* _GIVEN PROBLEM_: Return each line containing "JSON".

* _STORED DATA_:

'''

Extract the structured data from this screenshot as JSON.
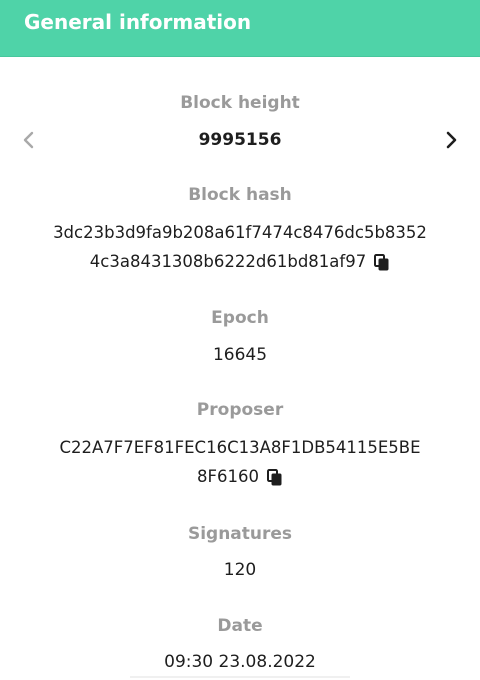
{
  "header": {
    "title": "General information",
    "color": "#4fd3a8"
  },
  "block_height": {
    "label": "Block height",
    "value": "9995156",
    "prev_icon": "chevron-left-icon",
    "next_icon": "chevron-right-icon"
  },
  "block_hash": {
    "label": "Block hash",
    "line1": "3dc23b3d9fa9b208a61f7474c8476dc5b8352",
    "line2": "4c3a8431308b6222d61bd81af97",
    "copy_icon": "copy-icon"
  },
  "epoch": {
    "label": "Epoch",
    "value": "16645"
  },
  "proposer": {
    "label": "Proposer",
    "line1": "C22A7F7EF81FEC16C13A8F1DB54115E5BE",
    "line2": "8F6160",
    "copy_icon": "copy-icon"
  },
  "signatures": {
    "label": "Signatures",
    "value": "120"
  },
  "date": {
    "label": "Date",
    "value": "09:30 23.08.2022"
  }
}
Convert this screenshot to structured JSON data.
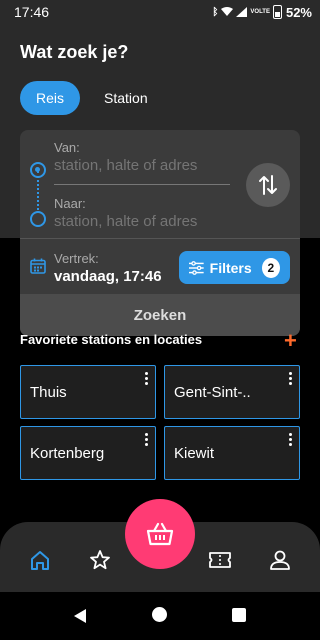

'''

* _SOLUTION FOR THIS EXERCISE_:
Extract the structured data from this screenshot as JSON.
Convert this screenshot to structured JSON data.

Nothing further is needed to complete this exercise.